* WORK TO COMPLETE *
Copy every entry below verbatim, keeping each line in its original order.

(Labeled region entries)
********************
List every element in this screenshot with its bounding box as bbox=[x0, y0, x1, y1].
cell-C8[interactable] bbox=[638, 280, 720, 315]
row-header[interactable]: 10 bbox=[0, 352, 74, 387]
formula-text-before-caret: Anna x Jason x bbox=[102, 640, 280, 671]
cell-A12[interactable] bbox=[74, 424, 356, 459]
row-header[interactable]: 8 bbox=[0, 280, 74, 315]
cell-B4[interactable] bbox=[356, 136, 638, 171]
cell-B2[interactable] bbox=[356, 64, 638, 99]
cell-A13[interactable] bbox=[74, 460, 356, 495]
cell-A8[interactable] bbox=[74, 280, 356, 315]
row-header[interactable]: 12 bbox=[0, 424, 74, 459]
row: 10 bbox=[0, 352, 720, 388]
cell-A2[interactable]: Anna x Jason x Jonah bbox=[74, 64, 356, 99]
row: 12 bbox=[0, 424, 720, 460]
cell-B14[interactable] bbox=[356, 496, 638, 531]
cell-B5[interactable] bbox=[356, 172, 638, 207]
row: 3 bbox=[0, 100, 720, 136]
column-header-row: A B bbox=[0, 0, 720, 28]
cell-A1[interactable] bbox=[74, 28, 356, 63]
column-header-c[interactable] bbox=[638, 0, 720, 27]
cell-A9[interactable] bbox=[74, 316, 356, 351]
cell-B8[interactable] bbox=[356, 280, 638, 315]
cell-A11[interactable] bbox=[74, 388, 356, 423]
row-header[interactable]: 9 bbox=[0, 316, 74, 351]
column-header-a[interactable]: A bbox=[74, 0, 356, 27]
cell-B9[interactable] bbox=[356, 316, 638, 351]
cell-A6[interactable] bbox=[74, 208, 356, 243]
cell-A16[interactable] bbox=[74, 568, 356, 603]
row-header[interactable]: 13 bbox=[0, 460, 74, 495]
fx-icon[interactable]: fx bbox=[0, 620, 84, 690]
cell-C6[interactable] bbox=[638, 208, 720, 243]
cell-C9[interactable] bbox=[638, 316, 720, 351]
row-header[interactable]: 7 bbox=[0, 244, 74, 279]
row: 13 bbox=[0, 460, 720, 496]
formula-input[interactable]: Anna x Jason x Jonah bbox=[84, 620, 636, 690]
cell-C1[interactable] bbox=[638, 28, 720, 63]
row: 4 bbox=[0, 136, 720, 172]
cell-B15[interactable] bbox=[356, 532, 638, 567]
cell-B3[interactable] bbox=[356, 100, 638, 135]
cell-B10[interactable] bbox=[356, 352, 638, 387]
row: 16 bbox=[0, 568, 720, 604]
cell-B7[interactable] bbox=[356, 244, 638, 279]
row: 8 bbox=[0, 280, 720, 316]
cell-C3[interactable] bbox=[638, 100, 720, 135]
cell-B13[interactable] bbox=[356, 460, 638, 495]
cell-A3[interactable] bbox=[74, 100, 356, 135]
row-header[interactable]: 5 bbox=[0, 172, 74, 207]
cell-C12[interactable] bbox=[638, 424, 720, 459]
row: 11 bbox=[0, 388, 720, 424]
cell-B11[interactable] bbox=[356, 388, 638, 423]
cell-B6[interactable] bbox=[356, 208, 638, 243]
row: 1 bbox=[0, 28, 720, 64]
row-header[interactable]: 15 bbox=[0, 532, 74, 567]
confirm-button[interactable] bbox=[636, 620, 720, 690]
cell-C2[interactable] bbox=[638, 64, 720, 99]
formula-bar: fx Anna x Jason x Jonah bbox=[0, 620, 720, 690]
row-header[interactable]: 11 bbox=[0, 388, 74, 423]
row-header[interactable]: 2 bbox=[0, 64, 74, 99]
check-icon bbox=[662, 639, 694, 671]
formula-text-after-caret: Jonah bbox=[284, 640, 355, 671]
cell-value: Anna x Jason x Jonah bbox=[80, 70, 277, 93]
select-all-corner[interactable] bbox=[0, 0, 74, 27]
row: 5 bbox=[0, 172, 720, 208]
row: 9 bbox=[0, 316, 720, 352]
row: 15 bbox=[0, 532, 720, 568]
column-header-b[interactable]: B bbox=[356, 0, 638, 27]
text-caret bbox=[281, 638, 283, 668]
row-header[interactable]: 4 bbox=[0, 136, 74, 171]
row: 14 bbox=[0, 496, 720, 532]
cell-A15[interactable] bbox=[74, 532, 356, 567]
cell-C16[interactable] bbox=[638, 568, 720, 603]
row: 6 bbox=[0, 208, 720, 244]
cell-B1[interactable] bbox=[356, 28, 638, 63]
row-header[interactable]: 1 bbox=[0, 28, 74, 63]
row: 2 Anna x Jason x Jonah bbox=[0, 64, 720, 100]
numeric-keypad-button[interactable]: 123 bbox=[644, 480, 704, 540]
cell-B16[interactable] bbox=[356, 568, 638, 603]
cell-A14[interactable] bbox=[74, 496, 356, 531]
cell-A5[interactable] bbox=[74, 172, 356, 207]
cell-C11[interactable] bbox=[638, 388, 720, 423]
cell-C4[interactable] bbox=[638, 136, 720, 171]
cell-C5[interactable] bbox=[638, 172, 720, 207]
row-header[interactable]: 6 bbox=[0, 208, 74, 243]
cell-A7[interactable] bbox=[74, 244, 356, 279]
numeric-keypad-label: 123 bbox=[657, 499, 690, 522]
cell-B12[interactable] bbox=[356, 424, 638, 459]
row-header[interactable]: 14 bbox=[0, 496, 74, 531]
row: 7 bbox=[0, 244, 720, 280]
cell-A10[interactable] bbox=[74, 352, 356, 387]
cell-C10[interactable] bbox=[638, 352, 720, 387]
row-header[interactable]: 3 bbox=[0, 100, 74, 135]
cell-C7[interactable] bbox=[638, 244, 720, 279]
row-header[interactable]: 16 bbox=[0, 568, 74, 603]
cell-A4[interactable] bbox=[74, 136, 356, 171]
********************
* WRITTEN ANSWER *
List every element in this screenshot with its bounding box as bbox=[x0, y0, x1, y1].
cell-C8[interactable] bbox=[638, 280, 720, 315]
row-header[interactable]: 10 bbox=[0, 352, 74, 387]
formula-text-before-caret: Anna x Jason x bbox=[102, 640, 280, 671]
cell-A12[interactable] bbox=[74, 424, 356, 459]
row-header[interactable]: 8 bbox=[0, 280, 74, 315]
cell-B4[interactable] bbox=[356, 136, 638, 171]
cell-B2[interactable] bbox=[356, 64, 638, 99]
cell-A13[interactable] bbox=[74, 460, 356, 495]
cell-A8[interactable] bbox=[74, 280, 356, 315]
row-header[interactable]: 12 bbox=[0, 424, 74, 459]
row: 10 bbox=[0, 352, 720, 388]
cell-A2[interactable]: Anna x Jason x Jonah bbox=[74, 64, 356, 99]
row: 12 bbox=[0, 424, 720, 460]
cell-B14[interactable] bbox=[356, 496, 638, 531]
cell-B5[interactable] bbox=[356, 172, 638, 207]
row: 3 bbox=[0, 100, 720, 136]
column-header-row: A B bbox=[0, 0, 720, 28]
cell-A1[interactable] bbox=[74, 28, 356, 63]
column-header-c[interactable] bbox=[638, 0, 720, 27]
cell-A9[interactable] bbox=[74, 316, 356, 351]
cell-B8[interactable] bbox=[356, 280, 638, 315]
cell-A11[interactable] bbox=[74, 388, 356, 423]
row-header[interactable]: 9 bbox=[0, 316, 74, 351]
column-header-a[interactable]: A bbox=[74, 0, 356, 27]
cell-B9[interactable] bbox=[356, 316, 638, 351]
cell-A6[interactable] bbox=[74, 208, 356, 243]
cell-A16[interactable] bbox=[74, 568, 356, 603]
row-header[interactable]: 13 bbox=[0, 460, 74, 495]
fx-icon[interactable]: fx bbox=[0, 620, 84, 690]
cell-C6[interactable] bbox=[638, 208, 720, 243]
cell-C9[interactable] bbox=[638, 316, 720, 351]
row-header[interactable]: 7 bbox=[0, 244, 74, 279]
row: 13 bbox=[0, 460, 720, 496]
formula-input[interactable]: Anna x Jason x Jonah bbox=[84, 620, 636, 690]
cell-C1[interactable] bbox=[638, 28, 720, 63]
row: 4 bbox=[0, 136, 720, 172]
cell-B15[interactable] bbox=[356, 532, 638, 567]
cell-B3[interactable] bbox=[356, 100, 638, 135]
cell-B10[interactable] bbox=[356, 352, 638, 387]
row: 16 bbox=[0, 568, 720, 604]
cell-B7[interactable] bbox=[356, 244, 638, 279]
row: 8 bbox=[0, 280, 720, 316]
cell-C3[interactable] bbox=[638, 100, 720, 135]
cell-B13[interactable] bbox=[356, 460, 638, 495]
cell-A3[interactable] bbox=[74, 100, 356, 135]
row-header[interactable]: 5 bbox=[0, 172, 74, 207]
cell-C12[interactable] bbox=[638, 424, 720, 459]
row: 11 bbox=[0, 388, 720, 424]
cell-B11[interactable] bbox=[356, 388, 638, 423]
cell-B6[interactable] bbox=[356, 208, 638, 243]
row: 1 bbox=[0, 28, 720, 64]
row-header[interactable]: 15 bbox=[0, 532, 74, 567]
confirm-button[interactable] bbox=[636, 620, 720, 690]
cell-C2[interactable] bbox=[638, 64, 720, 99]
formula-bar: fx Anna x Jason x Jonah bbox=[0, 620, 720, 690]
row-header[interactable]: 11 bbox=[0, 388, 74, 423]
row-header[interactable]: 2 bbox=[0, 64, 74, 99]
check-icon bbox=[662, 639, 694, 671]
formula-text-after-caret: Jonah bbox=[284, 640, 355, 671]
cell-value: Anna x Jason x Jonah bbox=[80, 70, 277, 93]
select-all-corner[interactable] bbox=[0, 0, 74, 27]
row: 5 bbox=[0, 172, 720, 208]
row: 9 bbox=[0, 316, 720, 352]
row: 15 bbox=[0, 532, 720, 568]
column-header-b[interactable]: B bbox=[356, 0, 638, 27]
text-caret bbox=[281, 638, 283, 668]
row-header[interactable]: 4 bbox=[0, 136, 74, 171]
row: 14 bbox=[0, 496, 720, 532]
cell-A15[interactable] bbox=[74, 532, 356, 567]
cell-C16[interactable] bbox=[638, 568, 720, 603]
row: 6 bbox=[0, 208, 720, 244]
cell-B1[interactable] bbox=[356, 28, 638, 63]
row-header[interactable]: 1 bbox=[0, 28, 74, 63]
row: 2 Anna x Jason x Jonah bbox=[0, 64, 720, 100]
numeric-keypad-button[interactable]: 123 bbox=[644, 480, 704, 540]
cell-B16[interactable] bbox=[356, 568, 638, 603]
cell-A14[interactable] bbox=[74, 496, 356, 531]
cell-A5[interactable] bbox=[74, 172, 356, 207]
cell-C11[interactable] bbox=[638, 388, 720, 423]
cell-C4[interactable] bbox=[638, 136, 720, 171]
cell-C5[interactable] bbox=[638, 172, 720, 207]
row-header[interactable]: 6 bbox=[0, 208, 74, 243]
cell-A7[interactable] bbox=[74, 244, 356, 279]
numeric-keypad-label: 123 bbox=[657, 499, 690, 522]
cell-B12[interactable] bbox=[356, 424, 638, 459]
row-header[interactable]: 14 bbox=[0, 496, 74, 531]
row: 7 bbox=[0, 244, 720, 280]
cell-A10[interactable] bbox=[74, 352, 356, 387]
cell-C10[interactable] bbox=[638, 352, 720, 387]
row-header[interactable]: 3 bbox=[0, 100, 74, 135]
cell-C7[interactable] bbox=[638, 244, 720, 279]
row-header[interactable]: 16 bbox=[0, 568, 74, 603]
cell-A4[interactable] bbox=[74, 136, 356, 171]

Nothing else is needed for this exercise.